┌─ DATA RECORDS

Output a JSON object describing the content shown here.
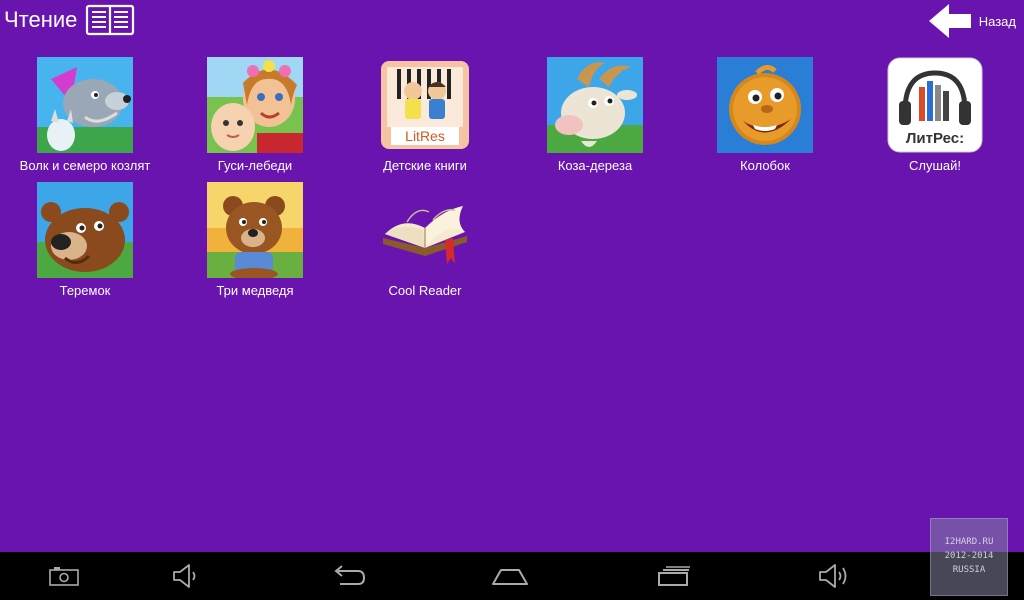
{
  "header": {
    "title": "Чтение",
    "title_icon": "open-book-icon",
    "back_label": "Назад",
    "back_icon": "back-arrow-icon"
  },
  "apps": [
    {
      "label": "Волк и семеро козлят",
      "icon": "wolf-goats-icon"
    },
    {
      "label": "Гуси-лебеди",
      "icon": "geese-swans-icon"
    },
    {
      "label": "Детские книги",
      "icon": "litres-kids-icon",
      "badge": "LitRes"
    },
    {
      "label": "Коза-дереза",
      "icon": "goat-icon"
    },
    {
      "label": "Колобок",
      "icon": "kolobok-icon"
    },
    {
      "label": "Слушай!",
      "icon": "litres-listen-icon",
      "badge": "ЛитРес:"
    },
    {
      "label": "Теремок",
      "icon": "bear-teremok-icon"
    },
    {
      "label": "Три медведя",
      "icon": "three-bears-icon"
    },
    {
      "label": "Cool Reader",
      "icon": "cool-reader-book-icon"
    }
  ],
  "navbar": {
    "items": [
      "screenshot-icon",
      "volume-down-icon",
      "back-icon",
      "home-icon",
      "recent-apps-icon",
      "volume-up-icon"
    ]
  },
  "watermark": {
    "line1": "I2HARD.RU",
    "line2": "2012-2014",
    "line3": "RUSSIA"
  },
  "colors": {
    "background": "#6a14b0",
    "navbar": "#000000",
    "text": "#ffffff"
  }
}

└─

▶ THE EXERCISE:
Find the word "book" in the data and show each line that holds it.

▶ SOLUTION BELOW:
    "title_icon": "open-book-icon",
      "icon": "cool-reader-book-icon"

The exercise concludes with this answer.